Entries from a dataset
------------------------------------------------------------

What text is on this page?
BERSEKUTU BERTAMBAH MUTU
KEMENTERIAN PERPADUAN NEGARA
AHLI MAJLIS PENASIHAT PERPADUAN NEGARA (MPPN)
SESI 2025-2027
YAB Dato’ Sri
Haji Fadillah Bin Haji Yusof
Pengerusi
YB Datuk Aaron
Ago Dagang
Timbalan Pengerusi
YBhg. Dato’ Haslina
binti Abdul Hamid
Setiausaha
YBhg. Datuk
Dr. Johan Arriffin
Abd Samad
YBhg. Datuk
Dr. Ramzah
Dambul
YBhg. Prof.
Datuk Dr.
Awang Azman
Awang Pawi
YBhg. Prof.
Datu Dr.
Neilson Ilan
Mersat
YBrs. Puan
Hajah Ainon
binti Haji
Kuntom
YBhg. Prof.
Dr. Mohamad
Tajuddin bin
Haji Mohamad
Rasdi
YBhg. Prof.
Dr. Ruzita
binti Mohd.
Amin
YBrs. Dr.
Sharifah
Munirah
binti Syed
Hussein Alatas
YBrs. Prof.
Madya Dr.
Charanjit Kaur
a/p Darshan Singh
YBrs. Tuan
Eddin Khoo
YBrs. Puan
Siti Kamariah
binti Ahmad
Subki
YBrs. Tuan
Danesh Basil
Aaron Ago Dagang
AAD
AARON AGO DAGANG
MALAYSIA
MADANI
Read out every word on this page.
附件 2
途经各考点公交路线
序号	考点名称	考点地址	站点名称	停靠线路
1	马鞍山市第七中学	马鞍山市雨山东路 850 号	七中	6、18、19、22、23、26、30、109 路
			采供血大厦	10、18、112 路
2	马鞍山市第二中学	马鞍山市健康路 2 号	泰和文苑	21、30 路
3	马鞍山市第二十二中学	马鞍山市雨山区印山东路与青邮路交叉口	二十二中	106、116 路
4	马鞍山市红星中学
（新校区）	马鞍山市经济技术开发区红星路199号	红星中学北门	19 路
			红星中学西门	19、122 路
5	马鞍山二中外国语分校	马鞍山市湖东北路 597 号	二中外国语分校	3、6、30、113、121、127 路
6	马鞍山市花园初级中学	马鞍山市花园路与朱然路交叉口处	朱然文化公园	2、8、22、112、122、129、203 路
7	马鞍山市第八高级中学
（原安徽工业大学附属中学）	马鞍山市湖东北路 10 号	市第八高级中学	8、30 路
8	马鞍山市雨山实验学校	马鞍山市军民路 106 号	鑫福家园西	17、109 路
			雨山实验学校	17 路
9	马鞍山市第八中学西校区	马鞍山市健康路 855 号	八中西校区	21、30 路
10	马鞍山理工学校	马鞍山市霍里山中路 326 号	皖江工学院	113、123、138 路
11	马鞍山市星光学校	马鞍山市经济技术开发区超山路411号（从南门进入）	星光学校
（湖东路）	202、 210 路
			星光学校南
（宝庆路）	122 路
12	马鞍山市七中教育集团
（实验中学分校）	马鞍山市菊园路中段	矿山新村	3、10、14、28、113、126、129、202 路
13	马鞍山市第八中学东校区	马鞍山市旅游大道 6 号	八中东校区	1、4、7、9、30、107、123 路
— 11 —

------------------------------------------------------------

All of the entries must be written out exactly as they stand.

What text is on this page?
BERSEKUTU BERTAMBAH MUTU
KEMENTERIAN PERPADUAN NEGARA
AHLI MAJLIS PENASIHAT PERPADUAN NEGARA (MPPN)
SESI 2025-2027
YAB Dato’ Sri
Haji Fadillah Bin Haji Yusof
Pengerusi
YB Datuk Aaron
Ago Dagang
Timbalan Pengerusi
YBhg. Dato’ Haslina
binti Abdul Hamid
Setiausaha
YBhg. Datuk
Dr. Johan Arriffin
Abd Samad
YBhg. Datuk
Dr. Ramzah
Dambul
YBhg. Prof.
Datuk Dr.
Awang Azman
Awang Pawi
YBhg. Prof.
Datu Dr.
Neilson Ilan
Mersat
YBrs. Puan
Hajah Ainon
binti Haji
Kuntom
YBhg. Prof.
Dr. Mohamad
Tajuddin bin
Haji Mohamad
Rasdi
YBhg. Prof.
Dr. Ruzita
binti Mohd.
Amin
YBrs. Dr.
Sharifah
Munirah
binti Syed
Hussein Alatas
YBrs. Prof.
Madya Dr.
Charanjit Kaur
a/p Darshan Singh
YBrs. Tuan
Eddin Khoo
YBrs. Puan
Siti Kamariah
binti Ahmad
Subki
YBrs. Tuan
Danesh Basil
Aaron Ago Dagang
AAD
AARON AGO DAGANG
MALAYSIA
MADANI
Read out every word on this page.
附件 2
途经各考点公交路线
序号	考点名称	考点地址	站点名称	停靠线路
1	马鞍山市第七中学	马鞍山市雨山东路 850 号	七中	6、18、19、22、23、26、30、109 路
			采供血大厦	10、18、112 路
2	马鞍山市第二中学	马鞍山市健康路 2 号	泰和文苑	21、30 路
3	马鞍山市第二十二中学	马鞍山市雨山区印山东路与青邮路交叉口	二十二中	106、116 路
4	马鞍山市红星中学
（新校区）	马鞍山市经济技术开发区红星路199号	红星中学北门	19 路
			红星中学西门	19、122 路
5	马鞍山二中外国语分校	马鞍山市湖东北路 597 号	二中外国语分校	3、6、30、113、121、127 路
6	马鞍山市花园初级中学	马鞍山市花园路与朱然路交叉口处	朱然文化公园	2、8、22、112、122、129、203 路
7	马鞍山市第八高级中学
（原安徽工业大学附属中学）	马鞍山市湖东北路 10 号	市第八高级中学	8、30 路
8	马鞍山市雨山实验学校	马鞍山市军民路 106 号	鑫福家园西	17、109 路
			雨山实验学校	17 路
9	马鞍山市第八中学西校区	马鞍山市健康路 855 号	八中西校区	21、30 路
10	马鞍山理工学校	马鞍山市霍里山中路 326 号	皖江工学院	113、123、138 路
11	马鞍山市星光学校	马鞍山市经济技术开发区超山路411号（从南门进入）	星光学校
（湖东路）	202、 210 路
			星光学校南
（宝庆路）	122 路
12	马鞍山市七中教育集团
（实验中学分校）	马鞍山市菊园路中段	矿山新村	3、10、14、28、113、126、129、202 路
13	马鞍山市第八中学东校区	马鞍山市旅游大道 6 号	八中东校区	1、4、7、9、30、107、123 路
— 11 —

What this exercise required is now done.